Представьте все приведённые ниже данные в виде нумерованного списка без пустых строк.

▶ **Данные о расположении элементов**:
**********
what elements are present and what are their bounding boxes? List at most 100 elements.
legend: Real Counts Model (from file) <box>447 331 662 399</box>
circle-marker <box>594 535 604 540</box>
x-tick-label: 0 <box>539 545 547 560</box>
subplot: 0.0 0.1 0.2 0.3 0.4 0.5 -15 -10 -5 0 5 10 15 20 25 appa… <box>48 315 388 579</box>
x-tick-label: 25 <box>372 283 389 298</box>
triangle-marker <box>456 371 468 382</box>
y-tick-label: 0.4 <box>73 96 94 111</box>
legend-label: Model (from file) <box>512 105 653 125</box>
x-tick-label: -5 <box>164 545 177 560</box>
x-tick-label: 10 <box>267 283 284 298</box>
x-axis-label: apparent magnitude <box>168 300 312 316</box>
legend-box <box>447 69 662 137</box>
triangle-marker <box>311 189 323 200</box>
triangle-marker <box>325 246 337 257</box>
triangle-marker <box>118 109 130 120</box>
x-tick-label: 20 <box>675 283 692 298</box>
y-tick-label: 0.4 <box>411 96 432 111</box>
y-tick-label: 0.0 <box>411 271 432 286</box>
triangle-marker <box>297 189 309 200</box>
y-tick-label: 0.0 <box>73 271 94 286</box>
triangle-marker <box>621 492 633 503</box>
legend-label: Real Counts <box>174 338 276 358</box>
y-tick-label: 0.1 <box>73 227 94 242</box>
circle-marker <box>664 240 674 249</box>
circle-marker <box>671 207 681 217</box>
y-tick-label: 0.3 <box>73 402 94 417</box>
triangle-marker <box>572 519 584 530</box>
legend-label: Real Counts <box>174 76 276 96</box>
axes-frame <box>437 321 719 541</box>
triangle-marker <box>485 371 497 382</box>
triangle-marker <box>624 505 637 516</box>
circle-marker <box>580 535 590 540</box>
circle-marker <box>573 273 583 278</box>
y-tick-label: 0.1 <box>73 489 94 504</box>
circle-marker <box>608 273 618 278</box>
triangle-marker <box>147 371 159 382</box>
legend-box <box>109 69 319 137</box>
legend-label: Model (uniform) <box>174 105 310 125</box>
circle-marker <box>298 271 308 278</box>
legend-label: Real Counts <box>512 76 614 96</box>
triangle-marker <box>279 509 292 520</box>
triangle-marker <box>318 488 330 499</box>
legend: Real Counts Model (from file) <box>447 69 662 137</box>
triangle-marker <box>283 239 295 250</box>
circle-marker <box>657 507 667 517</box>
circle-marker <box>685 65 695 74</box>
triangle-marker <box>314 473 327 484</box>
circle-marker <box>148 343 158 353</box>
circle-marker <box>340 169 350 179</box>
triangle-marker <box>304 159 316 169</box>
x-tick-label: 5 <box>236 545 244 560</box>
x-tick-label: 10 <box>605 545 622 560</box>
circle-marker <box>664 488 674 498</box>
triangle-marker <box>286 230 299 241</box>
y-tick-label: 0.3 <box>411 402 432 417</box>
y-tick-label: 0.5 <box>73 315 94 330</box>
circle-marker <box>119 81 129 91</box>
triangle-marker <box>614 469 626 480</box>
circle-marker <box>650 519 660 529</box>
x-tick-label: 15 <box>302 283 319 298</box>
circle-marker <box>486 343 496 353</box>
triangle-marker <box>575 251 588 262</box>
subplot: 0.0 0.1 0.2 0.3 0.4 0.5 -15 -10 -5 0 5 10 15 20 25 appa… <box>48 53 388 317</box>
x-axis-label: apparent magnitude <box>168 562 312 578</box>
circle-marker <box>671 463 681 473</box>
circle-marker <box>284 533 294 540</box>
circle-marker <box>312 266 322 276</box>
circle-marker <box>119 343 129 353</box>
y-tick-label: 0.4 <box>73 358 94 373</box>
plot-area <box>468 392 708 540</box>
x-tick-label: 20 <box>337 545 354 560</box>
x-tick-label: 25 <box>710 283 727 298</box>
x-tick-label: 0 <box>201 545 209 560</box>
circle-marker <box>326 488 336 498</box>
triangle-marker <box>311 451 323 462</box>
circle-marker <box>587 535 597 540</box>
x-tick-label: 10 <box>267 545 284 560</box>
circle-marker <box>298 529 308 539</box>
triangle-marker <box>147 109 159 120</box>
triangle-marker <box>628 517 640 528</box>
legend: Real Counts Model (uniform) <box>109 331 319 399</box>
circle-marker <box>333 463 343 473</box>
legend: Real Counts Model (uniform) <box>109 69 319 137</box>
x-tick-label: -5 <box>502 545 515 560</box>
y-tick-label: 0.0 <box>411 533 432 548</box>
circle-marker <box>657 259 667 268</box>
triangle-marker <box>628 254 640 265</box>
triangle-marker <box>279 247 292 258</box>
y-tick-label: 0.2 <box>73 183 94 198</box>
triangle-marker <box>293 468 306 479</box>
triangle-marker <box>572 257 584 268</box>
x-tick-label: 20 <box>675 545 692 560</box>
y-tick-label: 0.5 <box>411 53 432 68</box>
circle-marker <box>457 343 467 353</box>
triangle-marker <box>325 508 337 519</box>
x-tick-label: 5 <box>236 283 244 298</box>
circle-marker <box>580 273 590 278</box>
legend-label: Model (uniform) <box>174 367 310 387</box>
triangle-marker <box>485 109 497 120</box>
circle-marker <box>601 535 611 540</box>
**********
▶ **Ответ**:
1. what elements are present and what are their bounding boxes? List at most 100 elements.
2. legend: Real Counts Model (from file) <box>447 331 662 399</box>
3. circle-marker <box>594 535 604 540</box>
4. x-tick-label: 0 <box>539 545 547 560</box>
5. subplot: 0.0 0.1 0.2 0.3 0.4 0.5 -15 -10 -5 0 5 10 15 20 25 appa… <box>48 315 388 579</box>
6. x-tick-label: 25 <box>372 283 389 298</box>
7. triangle-marker <box>456 371 468 382</box>
8. y-tick-label: 0.4 <box>73 96 94 111</box>
9. legend-label: Model (from file) <box>512 105 653 125</box>
10. x-tick-label: -5 <box>164 545 177 560</box>
11. x-tick-label: 10 <box>267 283 284 298</box>
12. x-axis-label: apparent magnitude <box>168 300 312 316</box>
13. legend-box <box>447 69 662 137</box>
14. triangle-marker <box>311 189 323 200</box>
15. triangle-marker <box>325 246 337 257</box>
16. triangle-marker <box>118 109 130 120</box>
17. x-tick-label: 20 <box>675 283 692 298</box>
18. y-tick-label: 0.4 <box>411 96 432 111</box>
19. y-tick-label: 0.0 <box>411 271 432 286</box>
20. triangle-marker <box>297 189 309 200</box>
21. y-tick-label: 0.0 <box>73 271 94 286</box>
22. triangle-marker <box>621 492 633 503</box>
23. legend-label: Real Counts <box>174 338 276 358</box>
24. y-tick-label: 0.1 <box>73 227 94 242</box>
25. circle-marker <box>664 240 674 249</box>
26. circle-marker <box>671 207 681 217</box>
27. y-tick-label: 0.3 <box>73 402 94 417</box>
28. triangle-marker <box>572 519 584 530</box>
29. legend-label: Real Counts <box>174 76 276 96</box>
30. axes-frame <box>437 321 719 541</box>
31. triangle-marker <box>485 371 497 382</box>
32. triangle-marker <box>624 505 637 516</box>
33. circle-marker <box>580 535 590 540</box>
34. circle-marker <box>573 273 583 278</box>
35. y-tick-label: 0.1 <box>73 489 94 504</box>
36. circle-marker <box>608 273 618 278</box>
37. triangle-marker <box>147 371 159 382</box>
38. legend-box <box>109 69 319 137</box>
39. legend-label: Model (uniform) <box>174 105 310 125</box>
40. circle-marker <box>298 271 308 278</box>
41. legend-label: Real Counts <box>512 76 614 96</box>
42. triangle-marker <box>279 509 292 520</box>
43. triangle-marker <box>318 488 330 499</box>
44. legend: Real Counts Model (from file) <box>447 69 662 137</box>
45. triangle-marker <box>283 239 295 250</box>
46. circle-marker <box>657 507 667 517</box>
47. circle-marker <box>685 65 695 74</box>
48. triangle-marker <box>314 473 327 484</box>
49. circle-marker <box>148 343 158 353</box>
50. circle-marker <box>340 169 350 179</box>
51. triangle-marker <box>304 159 316 169</box>
52. x-tick-label: 5 <box>236 545 244 560</box>
53. x-tick-label: 10 <box>605 545 622 560</box>
54. circle-marker <box>664 488 674 498</box>
55. triangle-marker <box>286 230 299 241</box>
56. y-tick-label: 0.3 <box>411 402 432 417</box>
57. y-tick-label: 0.5 <box>73 315 94 330</box>
58. circle-marker <box>119 81 129 91</box>
59. triangle-marker <box>614 469 626 480</box>
60. circle-marker <box>650 519 660 529</box>
61. x-tick-label: 15 <box>302 283 319 298</box>
62. circle-marker <box>486 343 496 353</box>
63. triangle-marker <box>575 251 588 262</box>
64. subplot: 0.0 0.1 0.2 0.3 0.4 0.5 -15 -10 -5 0 5 10 15 20 25 appa… <box>48 53 388 317</box>
65. x-axis-label: apparent magnitude <box>168 562 312 578</box>
66. circle-marker <box>671 463 681 473</box>
67. circle-marker <box>284 533 294 540</box>
68. circle-marker <box>312 266 322 276</box>
69. circle-marker <box>119 343 129 353</box>
70. y-tick-label: 0.4 <box>73 358 94 373</box>
71. plot-area <box>468 392 708 540</box>
72. x-tick-label: 20 <box>337 545 354 560</box>
73. x-tick-label: 25 <box>710 283 727 298</box>
74. x-tick-label: 0 <box>201 545 209 560</box>
75. circle-marker <box>326 488 336 498</box>
76. triangle-marker <box>311 451 323 462</box>
77. circle-marker <box>587 535 597 540</box>
78. x-tick-label: 10 <box>267 545 284 560</box>
79. circle-marker <box>298 529 308 539</box>
80. triangle-marker <box>147 109 159 120</box>
81. triangle-marker <box>628 517 640 528</box>
82. legend: Real Counts Model (uniform) <box>109 331 319 399</box>
83. circle-marker <box>333 463 343 473</box>
84. legend: Real Counts Model (uniform) <box>109 69 319 137</box>
85. x-tick-label: -5 <box>502 545 515 560</box>
86. y-tick-label: 0.0 <box>411 533 432 548</box>
87. circle-marker <box>657 259 667 268</box>
88. triangle-marker <box>628 254 640 265</box>
89. triangle-marker <box>279 247 292 258</box>
90. y-tick-label: 0.2 <box>73 183 94 198</box>
91. triangle-marker <box>293 468 306 479</box>
92. triangle-marker <box>572 257 584 268</box>
93. x-tick-label: 20 <box>675 545 692 560</box>
94. y-tick-label: 0.5 <box>411 53 432 68</box>
95. circle-marker <box>457 343 467 353</box>
96. triangle-marker <box>325 508 337 519</box>
97. x-tick-label: 5 <box>236 283 244 298</box>
98. circle-marker <box>580 273 590 278</box>
99. legend-label: Model (uniform) <box>174 367 310 387</box>
100. triangle-marker <box>485 109 497 120</box>
101. circle-marker <box>601 535 611 540</box>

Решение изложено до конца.